### Requirement
Look for the string "đánh" in the data below, and copy each line that holds it.

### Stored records
____________________
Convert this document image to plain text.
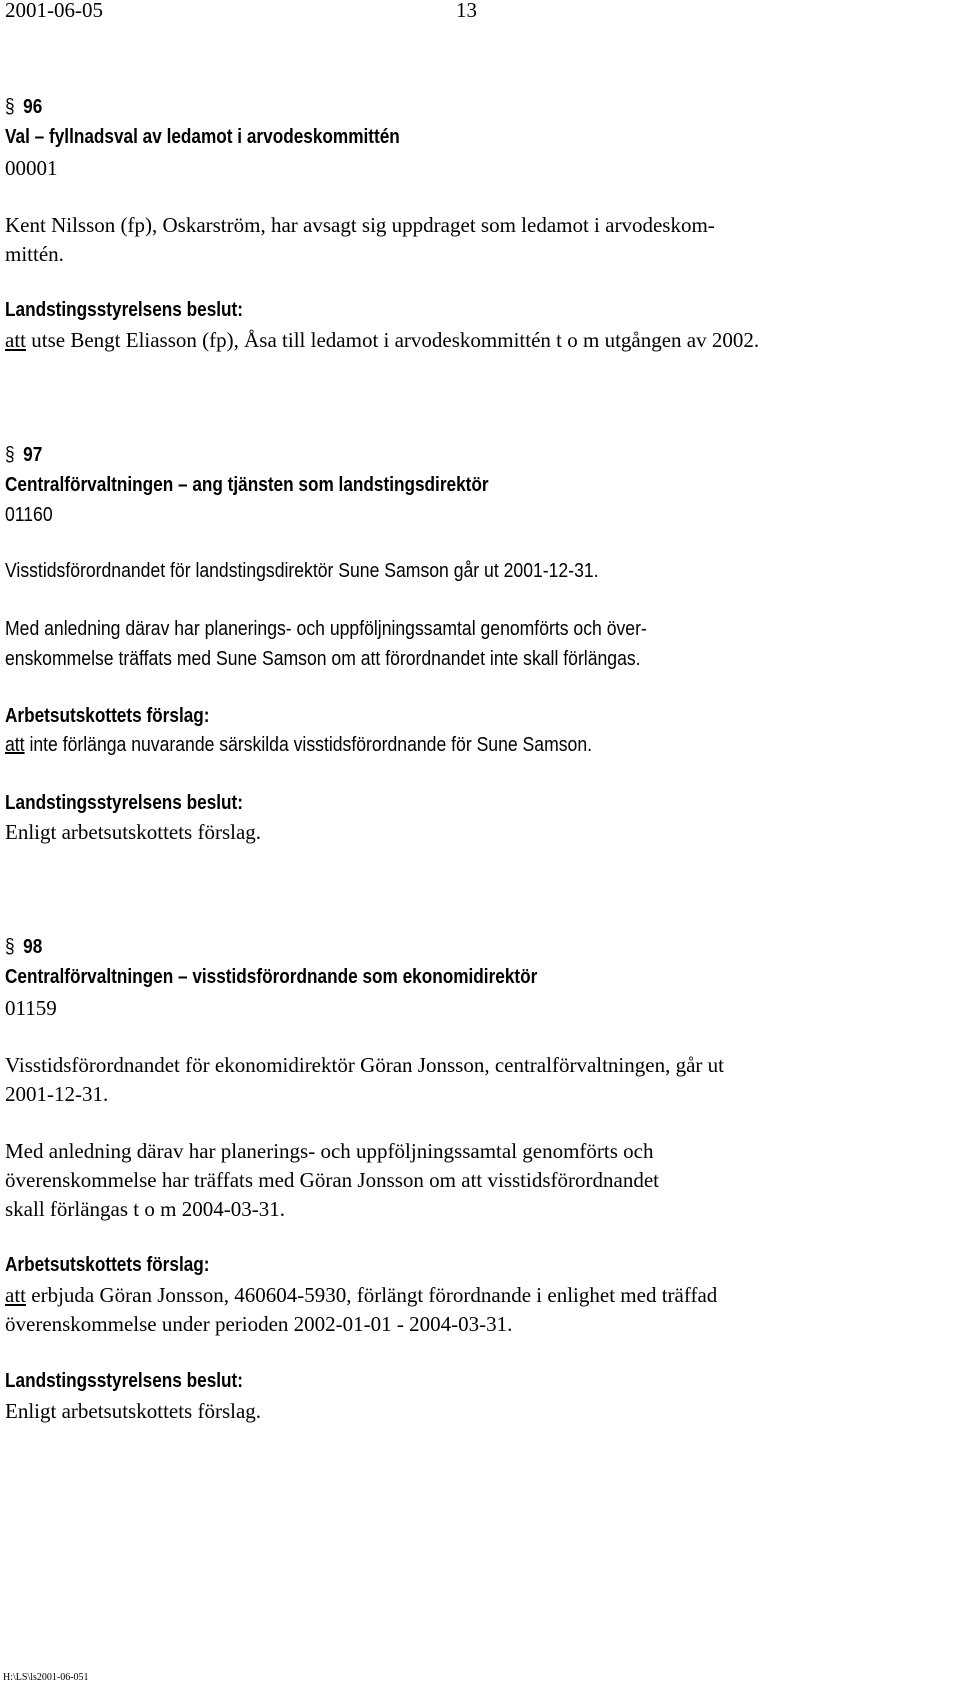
2001-06-05	13
§ 96
Val – fyllnadsval av ledamot i arvodeskommittén
00001
Kent Nilsson (fp), Oskarström, har avsagt sig uppdraget som ledamot i arvodeskom-
mittén.
Landstingsstyrelsens beslut:
att utse Bengt Eliasson (fp), Åsa till ledamot i arvodeskommittén t o m utgången av 2002.
§ 97
Centralförvaltningen – ang tjänsten som landstingsdirektör
01160
Visstidsförordnandet för landstingsdirektör Sune Samson går ut 2001-12-31.
Med anledning därav har planerings- och uppföljningssamtal genomförts och över-
enskommelse träffats med Sune Samson om att förordnandet inte skall förlängas.
Arbetsutskottets förslag:
att inte förlänga nuvarande särskilda visstidsförordnande för Sune Samson.
Landstingsstyrelsens beslut:
Enligt arbetsutskottets förslag.
§ 98
Centralförvaltningen – visstidsförordnande som ekonomidirektör
01159
Visstidsförordnandet för ekonomidirektör Göran Jonsson, centralförvaltningen, går ut
2001-12-31.
Med anledning därav har planerings- och uppföljningssamtal genomförts och
överenskommelse har träffats med Göran Jonsson om att visstidsförordnandet
skall förlängas t o m 2004-03-31.
Arbetsutskottets förslag:
att erbjuda Göran Jonsson, 460604-5930, förlängt förordnande i enlighet med träffad
överenskommelse under perioden 2002-01-01 - 2004-03-31.
Landstingsstyrelsens beslut:
Enligt arbetsutskottets förslag.
H:\LS\ls2001-06-051
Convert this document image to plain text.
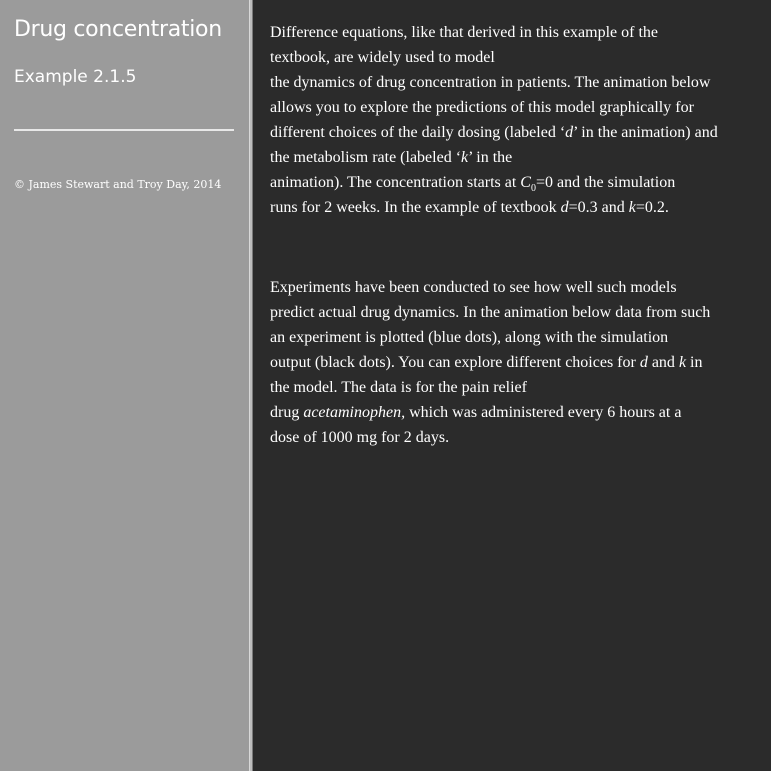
Drug concentration
Example 2.1.5

© James Stewart and Troy Day, 2014

Difference equations, like that derived in this example of the
textbook, are widely used to model
the dynamics of drug concentration in patients. The animation below
allows you to explore the predictions of this model graphically for
different choices of the daily dosing (labeled ‘d’ in the animation) and
the metabolism rate (labeled ‘k’ in the
animation). The concentration starts at $C_0=0$ and the simulation
runs for 2 weeks. In the example of textbook d=0.3 and k=0.2.

Experiments have been conducted to see how well such models
predict actual drug dynamics. In the animation below data from such
an experiment is plotted (blue dots), along with the simulation
output (black dots). You can explore different choices for d and k in
the model. The data is for the pain relief
drug acetaminophen, which was administered every 6 hours at a
dose of 1000 mg for 2 days.
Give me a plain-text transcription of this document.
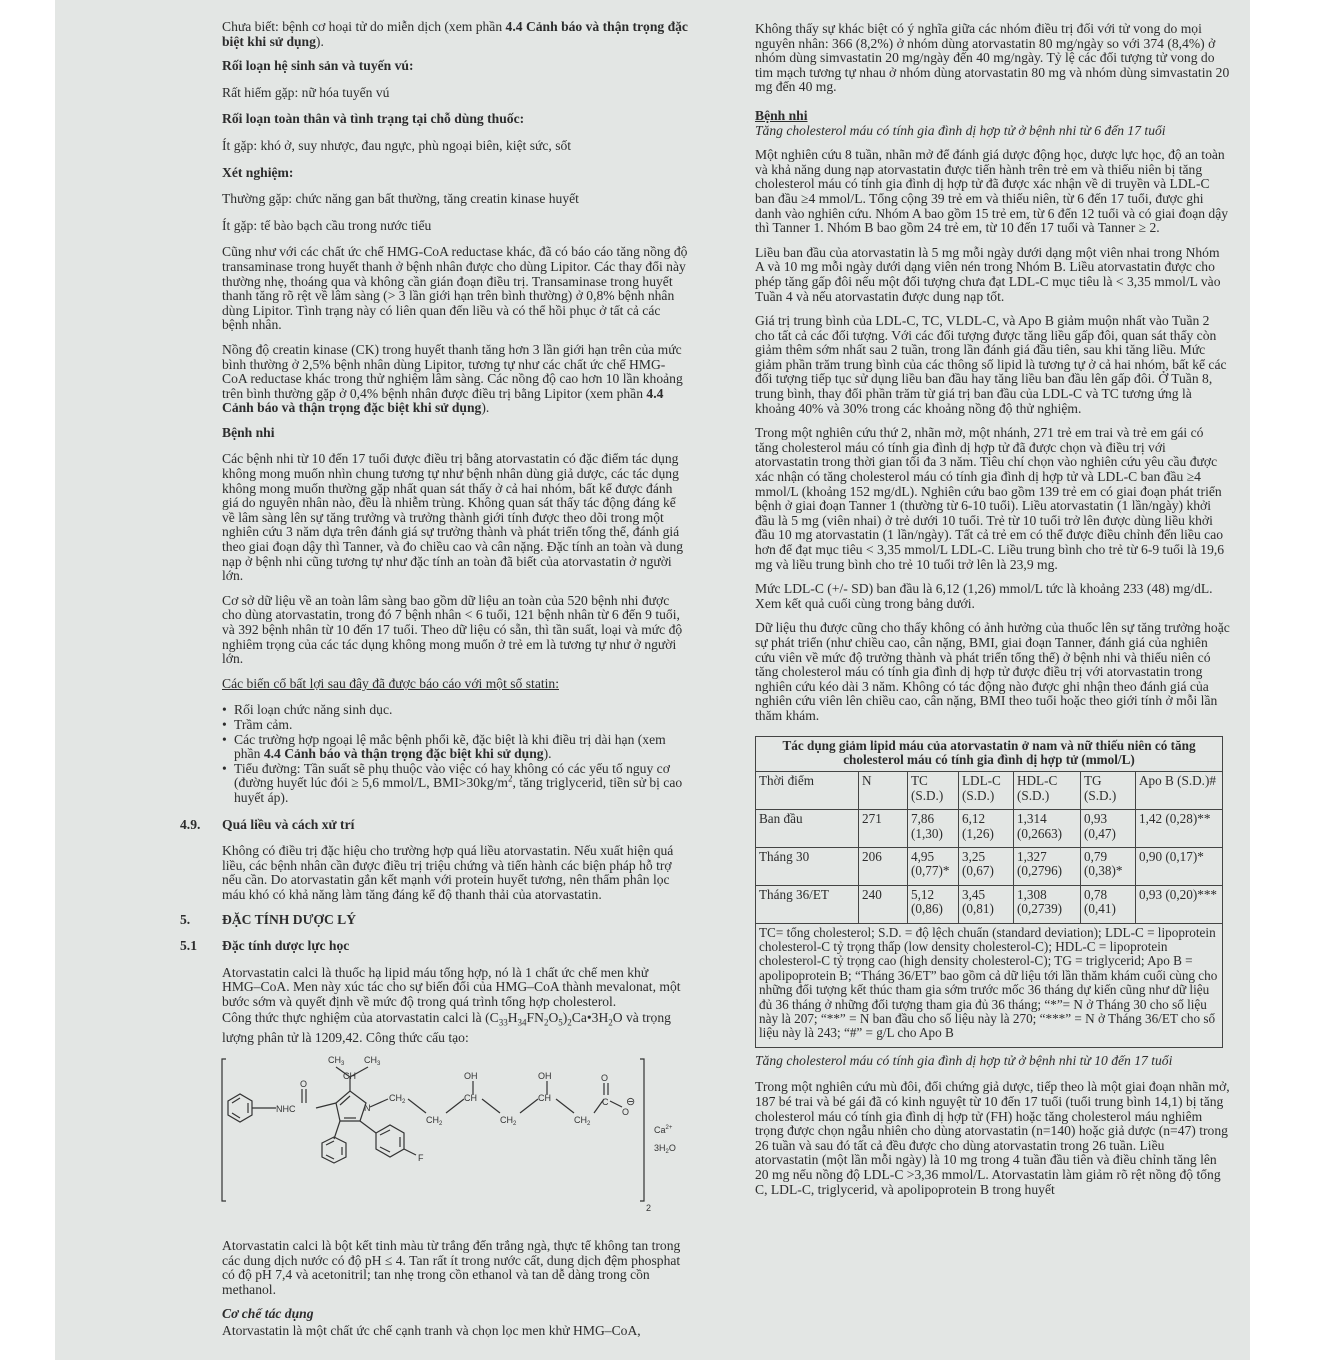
Chưa biết: bệnh cơ hoại tử do miễn dịch (xem phần 4.4 Cảnh báo và thận trọng đặc biệt khi sử dụng).

Rối loạn hệ sinh sản và tuyến vú:

Rất hiếm gặp: nữ hóa tuyến vú

Rối loạn toàn thân và tình trạng tại chỗ dùng thuốc:

Ít gặp: khó ở, suy nhược, đau ngực, phù ngoại biên, kiệt sức, sốt

Xét nghiệm:

Thường gặp: chức năng gan bất thường, tăng creatin kinase huyết

Ít gặp: tế bào bạch cầu trong nước tiểu

Cũng như với các chất ức chế HMG-CoA reductase khác, đã có báo cáo tăng nồng độ transaminase trong huyết thanh ở bệnh nhân được cho dùng Lipitor. Các thay đổi này thường nhẹ, thoáng qua và không cần gián đoạn điều trị. Transaminase trong huyết thanh tăng rõ rệt về lâm sàng (> 3 lần giới hạn trên bình thường) ở 0,8% bệnh nhân dùng Lipitor. Tình trạng này có liên quan đến liều và có thể hồi phục ở tất cả các bệnh nhân.

Nồng độ creatin kinase (CK) trong huyết thanh tăng hơn 3 lần giới hạn trên của mức bình thường ở 2,5% bệnh nhân dùng Lipitor, tương tự như các chất ức chế HMG-CoA reductase khác trong thử nghiệm lâm sàng. Các nồng độ cao hơn 10 lần khoảng trên bình thường gặp ở 0,4% bệnh nhân được điều trị bằng Lipitor (xem phần 4.4 Cảnh báo và thận trọng đặc biệt khi sử dụng).

Bệnh nhi

Các bệnh nhi từ 10 đến 17 tuổi được điều trị bằng atorvastatin có đặc điểm tác dụng không mong muốn nhìn chung tương tự như bệnh nhân dùng giả dược, các tác dụng không mong muốn thường gặp nhất quan sát thấy ở cả hai nhóm, bất kể được đánh giá do nguyên nhân nào, đều là nhiễm trùng. Không quan sát thấy tác động đáng kể về lâm sàng lên sự tăng trưởng và trưởng thành giới tính được theo dõi trong một nghiên cứu 3 năm dựa trên đánh giá sự trưởng thành và phát triển tổng thể, đánh giá theo giai đoạn dậy thì Tanner, và đo chiều cao và cân nặng. Đặc tính an toàn và dung nạp ở bệnh nhi cũng tương tự như đặc tính an toàn đã biết của atorvastatin ở người lớn.

Cơ sở dữ liệu về an toàn lâm sàng bao gồm dữ liệu an toàn của 520 bệnh nhi được cho dùng atorvastatin, trong đó 7 bệnh nhân < 6 tuổi, 121 bệnh nhân từ 6 đến 9 tuổi, và 392 bệnh nhân từ 10 đến 17 tuổi. Theo dữ liệu có sẵn, thì tần suất, loại và mức độ nghiêm trọng của các tác dụng không mong muốn ở trẻ em là tương tự như ở người lớn.

Các biến cố bất lợi sau đây đã được báo cáo với một số statin:

• Rối loạn chức năng sinh dục.
• Trầm cảm.
• Các trường hợp ngoại lệ mắc bệnh phổi kẽ, đặc biệt là khi điều trị dài hạn (xem phần 4.4 Cảnh báo và thận trọng đặc biệt khi sử dụng).
• Tiểu đường: Tần suất sẽ phụ thuộc vào việc có hay không có các yếu tố nguy cơ (đường huyết lúc đói ≥ 5,6 mmol/L, $BMI>30kg/m^2$, tăng triglycerid, tiền sử bị cao huyết áp).
4.9. Quá liều và cách xử trí

Không có điều trị đặc hiệu cho trường hợp quá liều atorvastatin. Nếu xuất hiện quá liều, các bệnh nhân cần được điều trị triệu chứng và tiến hành các biện pháp hỗ trợ nếu cần. Do atorvastatin gắn kết mạnh với protein huyết tương, nên thẩm phân lọc máu khó có khả năng làm tăng đáng kể độ thanh thải của atorvastatin.

5. ĐẶC TÍNH DƯỢC LÝ
5.1 Đặc tính dược lực học

Atorvastatin calci là thuốc hạ lipid máu tổng hợp, nó là 1 chất ức chế men khử HMG–CoA. Men này xúc tác cho sự biến đổi của HMG–CoA thành mevalonat, một bước sớm và quyết định về mức độ trong quá trình tổng hợp cholesterol.

Công thức thực nghiệm của atorvastatin calci là $(C_{33}H_{34}FN_2O_5)_2Ca•3H_2O$ và trọng lượng phân tử là 1209,42. Công thức cấu tạo:

$CH_3$ $CH_3$
CH
O
NHC	N
$CH_2$
$CH_2$
OH
CH
$CH_2$
OH
CH
$CH_2$
O
C
O
⊖
F
$Ca^{2+}$
$3H_2O$
2

Atorvastatin calci là bột kết tinh màu từ trắng đến trắng ngà, thực tế không tan trong các dung dịch nước có độ pH ≤ 4. Tan rất ít trong nước cất, dung dịch đệm phosphat có độ pH 7,4 và acetonitril; tan nhẹ trong cồn ethanol và tan dễ dàng trong cồn methanol.

Cơ chế tác dụng

Atorvastatin là một chất ức chế cạnh tranh và chọn lọc men khử HMG–CoA,

Không thấy sự khác biệt có ý nghĩa giữa các nhóm điều trị đối với tử vong do mọi nguyên nhân: 366 (8,2%) ở nhóm dùng atorvastatin 80 mg/ngày so với 374 (8,4%) ở nhóm dùng simvastatin 20 mg/ngày đến 40 mg/ngày. Tỷ lệ các đối tượng tử vong do tim mạch tương tự nhau ở nhóm dùng atorvastatin 80 mg và nhóm dùng simvastatin 20 mg đến 40 mg.

Bệnh nhi

Tăng cholesterol máu có tính gia đình dị hợp tử ở bệnh nhi từ 6 đến 17 tuổi

Một nghiên cứu 8 tuần, nhãn mở để đánh giá dược động học, dược lực học, độ an toàn và khả năng dung nạp atorvastatin được tiến hành trên trẻ em và thiếu niên bị tăng cholesterol máu có tính gia đình dị hợp tử đã được xác nhận về di truyền và LDL-C ban đầu ≥4 mmol/L. Tổng cộng 39 trẻ em và thiếu niên, từ 6 đến 17 tuổi, được ghi danh vào nghiên cứu. Nhóm A bao gồm 15 trẻ em, từ 6 đến 12 tuổi và có giai đoạn dậy thì Tanner 1. Nhóm B bao gồm 24 trẻ em, từ 10 đến 17 tuổi và Tanner ≥ 2.

Liều ban đầu của atorvastatin là 5 mg mỗi ngày dưới dạng một viên nhai trong Nhóm A và 10 mg mỗi ngày dưới dạng viên nén trong Nhóm B. Liều atorvastatin được cho phép tăng gấp đôi nếu một đối tượng chưa đạt LDL-C mục tiêu là < 3,35 mmol/L vào Tuần 4 và nếu atorvastatin được dung nạp tốt.

Giá trị trung bình của LDL-C, TC, VLDL-C, và Apo B giảm muộn nhất vào Tuần 2 cho tất cả các đối tượng. Với các đối tượng được tăng liều gấp đôi, quan sát thấy còn giảm thêm sớm nhất sau 2 tuần, trong lần đánh giá đầu tiên, sau khi tăng liều. Mức giảm phần trăm trung bình của các thông số lipid là tương tự ở cả hai nhóm, bất kể các đối tượng tiếp tục sử dụng liều ban đầu hay tăng liều ban đầu lên gấp đôi. Ở Tuần 8, trung bình, thay đổi phần trăm từ giá trị ban đầu của LDL-C và TC tương ứng là khoảng 40% và 30% trong các khoảng nồng độ thử nghiệm.

Trong một nghiên cứu thứ 2, nhãn mở, một nhánh, 271 trẻ em trai và trẻ em gái có tăng cholesterol máu có tính gia đình dị hợp tử đã được chọn và điều trị với atorvastatin trong thời gian tối đa 3 năm. Tiêu chí chọn vào nghiên cứu yêu cầu được xác nhận có tăng cholesterol máu có tính gia đình dị hợp tử và LDL-C ban đầu ≥4 mmol/L (khoảng 152 mg/dL). Nghiên cứu bao gồm 139 trẻ em có giai đoạn phát triển bệnh ở giai đoạn Tanner 1 (thường từ 6-10 tuổi). Liều atorvastatin (1 lần/ngày) khởi đầu là 5 mg (viên nhai) ở trẻ dưới 10 tuổi. Trẻ từ 10 tuổi trở lên được dùng liều khởi đầu 10 mg atorvastatin (1 lần/ngày). Tất cả trẻ em có thể được điều chỉnh đến liều cao hơn để đạt mục tiêu < 3,35 mmol/L LDL-C. Liều trung bình cho trẻ từ 6-9 tuổi là 19,6 mg và liều trung bình cho trẻ 10 tuổi trở lên là 23,9 mg.

Mức LDL-C (+/- SD) ban đầu là 6,12 (1,26) mmol/L tức là khoảng 233 (48) mg/dL. Xem kết quả cuối cùng trong bảng dưới.

Dữ liệu thu được cũng cho thấy không có ảnh hưởng của thuốc lên sự tăng trưởng hoặc sự phát triển (như chiều cao, cân nặng, BMI, giai đoạn Tanner, đánh giá của nghiên cứu viên về mức độ trưởng thành và phát triển tổng thể) ở bệnh nhi và thiếu niên có tăng cholesterol máu có tính gia đình dị hợp tử được điều trị với atorvastatin trong nghiên cứu kéo dài 3 năm. Không có tác động nào được ghi nhận theo đánh giá của nghiên cứu viên lên chiều cao, cân nặng, BMI theo tuổi hoặc theo giới tính ở mỗi lần thăm khám.

Tác dụng giảm lipid máu của atorvastatin ở nam và nữ thiếu niên có tăng cholesterol máu có tính gia đình dị hợp tử (mmol/L)						
Thời điểm	N	TC (S.D.)	LDL-C (S.D.)	HDL-C (S.D.)	TG (S.D.)	Apo B (S.D.)#
Ban đầu	271	7,86 (1,30)	6,12 (1,26)	1,314 (0,2663)	0,93 (0,47)	1,42 (0,28)**
Tháng 30	206	4,95 (0,77)*	3,25 (0,67)	1,327 (0,2796)	0,79 (0,38)*	0,90 (0,17)*
Tháng 36/ET	240	5,12 (0,86)	3,45 (0,81)	1,308 (0,2739)	0,78 (0,41)	0,93 (0,20)***
TC= tổng cholesterol; S.D. = độ lệch chuẩn (standard deviation); LDL-C = lipoprotein cholesterol-C tỷ trọng thấp (low density cholesterol-C); HDL-C = lipoprotein cholesterol-C tỷ trọng cao (high density cholesterol-C); TG = triglycerid; Apo B = apolipoprotein B; “Tháng 36/ET” bao gồm cả dữ liệu tới lần thăm khám cuối cùng cho những đối tượng kết thúc tham gia sớm trước mốc 36 tháng dự kiến cũng như dữ liệu đủ 36 tháng ở những đối tượng tham gia đủ 36 tháng; “*”= N ở Tháng 30 cho số liệu này là 207; “**” = N ban đầu cho số liệu này là 270; “***” = N ở Tháng 36/ET cho số liệu này là 243; “#” = g/L cho Apo B						

Tăng cholesterol máu có tính gia đình dị hợp tử ở bệnh nhi từ 10 đến 17 tuổi

Trong một nghiên cứu mù đôi, đối chứng giả dược, tiếp theo là một giai đoạn nhãn mở, 187 bé trai và bé gái đã có kinh nguyệt từ 10 đến 17 tuổi (tuổi trung bình 14,1) bị tăng cholesterol máu có tính gia đình dị hợp tử (FH) hoặc tăng cholesterol máu nghiêm trọng được chọn ngẫu nhiên cho dùng atorvastatin (n=140) hoặc giả dược (n=47) trong 26 tuần và sau đó tất cả đều được cho dùng atorvastatin trong 26 tuần. Liều atorvastatin (một lần mỗi ngày) là 10 mg trong 4 tuần đầu tiên và điều chỉnh tăng lên 20 mg nếu nồng độ LDL-C >3,36 mmol/L. Atorvastatin làm giảm rõ rệt nồng độ tổng C, LDL-C, triglycerid, và apolipoprotein B trong huyết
____________________
### Output of the task
Các bệnh nhi từ 10 đến 17 tuổi được điều trị bằng atorvastatin có đặc điểm tác dụng không mong muốn nhìn chung tương tự như bệnh nhân dùng giả dược, các tác dụng không mong muốn thường gặp nhất quan sát thấy ở cả hai nhóm, bất kể được đánh giá do nguyên nhân nào, đều là nhiễm trùng. Không quan sát thấy tác động đáng kể về lâm sàng lên sự tăng trưởng và trưởng thành giới tính được theo dõi trong một nghiên cứu 3 năm dựa trên đánh giá sự trưởng thành và phát triển tổng thể, đánh giá theo giai đoạn dậy thì Tanner, và đo chiều cao và cân nặng. Đặc tính an toàn và dung nạp ở bệnh nhi cũng tương tự như đặc tính an toàn đã biết của atorvastatin ở người lớn.
Một nghiên cứu 8 tuần, nhãn mở để đánh giá dược động học, dược lực học, độ an toàn và khả năng dung nạp atorvastatin được tiến hành trên trẻ em và thiếu niên bị tăng cholesterol máu có tính gia đình dị hợp tử đã được xác nhận về di truyền và LDL-C ban đầu ≥4 mmol/L. Tổng cộng 39 trẻ em và thiếu niên, từ 6 đến 17 tuổi, được ghi danh vào nghiên cứu. Nhóm A bao gồm 15 trẻ em, từ 6 đến 12 tuổi và có giai đoạn dậy thì Tanner 1. Nhóm B bao gồm 24 trẻ em, từ 10 đến 17 tuổi và Tanner ≥ 2.
Giá trị trung bình của LDL-C, TC, VLDL-C, và Apo B giảm muộn nhất vào Tuần 2 cho tất cả các đối tượng. Với các đối tượng được tăng liều gấp đôi, quan sát thấy còn giảm thêm sớm nhất sau 2 tuần, trong lần đánh giá đầu tiên, sau khi tăng liều. Mức giảm phần trăm trung bình của các thông số lipid là tương tự ở cả hai nhóm, bất kể các đối tượng tiếp tục sử dụng liều ban đầu hay tăng liều ban đầu lên gấp đôi. Ở Tuần 8, trung bình, thay đổi phần trăm từ giá trị ban đầu của LDL-C và TC tương ứng là khoảng 40% và 30% trong các khoảng nồng độ thử nghiệm.
Dữ liệu thu được cũng cho thấy không có ảnh hưởng của thuốc lên sự tăng trưởng hoặc sự phát triển (như chiều cao, cân nặng, BMI, giai đoạn Tanner, đánh giá của nghiên cứu viên về mức độ trưởng thành và phát triển tổng thể) ở bệnh nhi và thiếu niên có tăng cholesterol máu có tính gia đình dị hợp tử được điều trị với atorvastatin trong nghiên cứu kéo dài 3 năm. Không có tác động nào được ghi nhận theo đánh giá của nghiên cứu viên lên chiều cao, cân nặng, BMI theo tuổi hoặc theo giới tính ở mỗi lần thăm khám.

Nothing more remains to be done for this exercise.